Request
Repeat every line of the listing below exactly, minus the pictures.

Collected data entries
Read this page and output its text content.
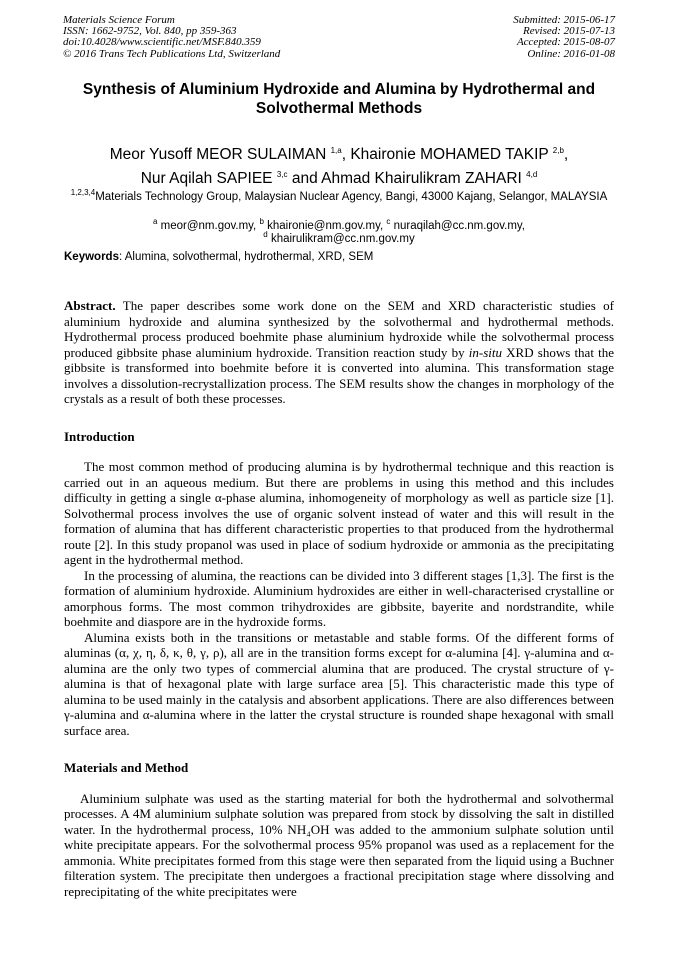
Materials Science Forum
ISSN: 1662-9752, Vol. 840, pp 359-363
doi:10.4028/www.scientific.net/MSF.840.359
© 2016 Trans Tech Publications Ltd, Switzerland
Submitted: 2015-06-17
Revised: 2015-07-13
Accepted: 2015-08-07
Online: 2016-01-08
Synthesis of Aluminium Hydroxide and Alumina by Hydrothermal and Solvothermal Methods
Meor Yusoff MEOR SULAIMAN $^{1,a}$, Khaironie MOHAMED TAKIP $^{2,b}$,
Nur Aqilah SAPIEE $^{3,c}$ and Ahmad Khairulikram ZAHARI $^{4,d}$
$^{1,2,3,4}$Materials Technology Group, Malaysian Nuclear Agency, Bangi, 43000 Kajang, Selangor, MALAYSIA
$^a$ meor@nm.gov.my, $^b$ khaironie@nm.gov.my, $^c$ nuraqilah@cc.nm.gov.my,
$^d$ khairulikram@cc.nm.gov.my
Keywords: Alumina, solvothermal, hydrothermal, XRD, SEM

Abstract. The paper describes some work done on the SEM and XRD characteristic studies of aluminium hydroxide and alumina synthesized by the solvothermal and hydrothermal methods. Hydrothermal process produced boehmite phase aluminium hydroxide while the solvothermal process produced gibbsite phase aluminium hydroxide. Transition reaction study by in-situ XRD shows that the gibbsite is transformed into boehmite before it is converted into alumina. This transformation stage involves a dissolution-recrystallization process. The SEM results show the changes in morphology of the crystals as a result of both these processes.

Introduction

The most common method of producing alumina is by hydrothermal technique and this reaction is carried out in an aqueous medium. But there are problems in using this method and this includes difficulty in getting a single α-phase alumina, inhomogeneity of morphology as well as particle size [1]. Solvothermal process involves the use of organic solvent instead of water and this will result in the formation of alumina that has different characteristic properties to that produced from the hydrothermal route [2]. In this study propanol was used in place of sodium hydroxide or ammonia as the precipitating agent in the hydrothermal method.

In the processing of alumina, the reactions can be divided into 3 different stages [1,3]. The first is the formation of aluminium hydroxide. Aluminium hydroxides are either in well-characterised crystalline or amorphous forms. The most common trihydroxides are gibbsite, bayerite and nordstrandite, while boehmite and diaspore are in the hydroxide forms.

Alumina exists both in the transitions or metastable and stable forms. Of the different forms of aluminas (α, χ, η, δ, κ, θ, γ, ρ), all are in the transition forms except for α-alumina [4]. γ-alumina and α-alumina are the only two types of commercial alumina that are produced. The crystal structure of γ-alumina is that of hexagonal plate with large surface area [5]. This characteristic made this type of alumina to be used mainly in the catalysis and absorbent applications. There are also differences between γ-alumina and α-alumina where in the latter the crystal structure is rounded shape hexagonal with small surface area.

Materials and Method

Aluminium sulphate was used as the starting material for both the hydrothermal and solvothermal processes. A 4M aluminium sulphate solution was prepared from stock by dissolving the salt in distilled water. In the hydrothermal process, 10% NH₄OH was added to the ammonium sulphate solution until white precipitate appears. For the solvothermal process 95% propanol was used as a replacement for the ammonia. White precipitates formed from this stage were then separated from the liquid using a Buchner filteration system. The precipitate then undergoes a fractional precipitation stage where dissolving and reprecipitating of the white precipitates were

Final result
Read this page and output its text content.
Materials Science Forum
ISSN: 1662-9752, Vol. 840, pp 359-363
doi:10.4028/www.scientific.net/MSF.840.359
© 2016 Trans Tech Publications Ltd, Switzerland
Submitted: 2015-06-17
Revised: 2015-07-13
Accepted: 2015-08-07
Online: 2016-01-08
Synthesis of Aluminium Hydroxide and Alumina by Hydrothermal and Solvothermal Methods
Meor Yusoff MEOR SULAIMAN $^{1,a}$, Khaironie MOHAMED TAKIP $^{2,b}$,
Nur Aqilah SAPIEE $^{3,c}$ and Ahmad Khairulikram ZAHARI $^{4,d}$
$^{1,2,3,4}$Materials Technology Group, Malaysian Nuclear Agency, Bangi, 43000 Kajang, Selangor, MALAYSIA
$^a$ meor@nm.gov.my, $^b$ khaironie@nm.gov.my, $^c$ nuraqilah@cc.nm.gov.my,
$^d$ khairulikram@cc.nm.gov.my
Keywords: Alumina, solvothermal, hydrothermal, XRD, SEM

Abstract. The paper describes some work done on the SEM and XRD characteristic studies of aluminium hydroxide and alumina synthesized by the solvothermal and hydrothermal methods. Hydrothermal process produced boehmite phase aluminium hydroxide while the solvothermal process produced gibbsite phase aluminium hydroxide. Transition reaction study by in-situ XRD shows that the gibbsite is transformed into boehmite before it is converted into alumina. This transformation stage involves a dissolution-recrystallization process. The SEM results show the changes in morphology of the crystals as a result of both these processes.

Introduction

The most common method of producing alumina is by hydrothermal technique and this reaction is carried out in an aqueous medium. But there are problems in using this method and this includes difficulty in getting a single α-phase alumina, inhomogeneity of morphology as well as particle size [1]. Solvothermal process involves the use of organic solvent instead of water and this will result in the formation of alumina that has different characteristic properties to that produced from the hydrothermal route [2]. In this study propanol was used in place of sodium hydroxide or ammonia as the precipitating agent in the hydrothermal method.

In the processing of alumina, the reactions can be divided into 3 different stages [1,3]. The first is the formation of aluminium hydroxide. Aluminium hydroxides are either in well-characterised crystalline or amorphous forms. The most common trihydroxides are gibbsite, bayerite and nordstrandite, while boehmite and diaspore are in the hydroxide forms.

Alumina exists both in the transitions or metastable and stable forms. Of the different forms of aluminas (α, χ, η, δ, κ, θ, γ, ρ), all are in the transition forms except for α-alumina [4]. γ-alumina and α-alumina are the only two types of commercial alumina that are produced. The crystal structure of γ-alumina is that of hexagonal plate with large surface area [5]. This characteristic made this type of alumina to be used mainly in the catalysis and absorbent applications. There are also differences between γ-alumina and α-alumina where in the latter the crystal structure is rounded shape hexagonal with small surface area.

Materials and Method

Aluminium sulphate was used as the starting material for both the hydrothermal and solvothermal processes. A 4M aluminium sulphate solution was prepared from stock by dissolving the salt in distilled water. In the hydrothermal process, 10% NH₄OH was added to the ammonium sulphate solution until white precipitate appears. For the solvothermal process 95% propanol was used as a replacement for the ammonia. White precipitates formed from this stage were then separated from the liquid using a Buchner filteration system. The precipitate then undergoes a fractional precipitation stage where dissolving and reprecipitating of the white precipitates were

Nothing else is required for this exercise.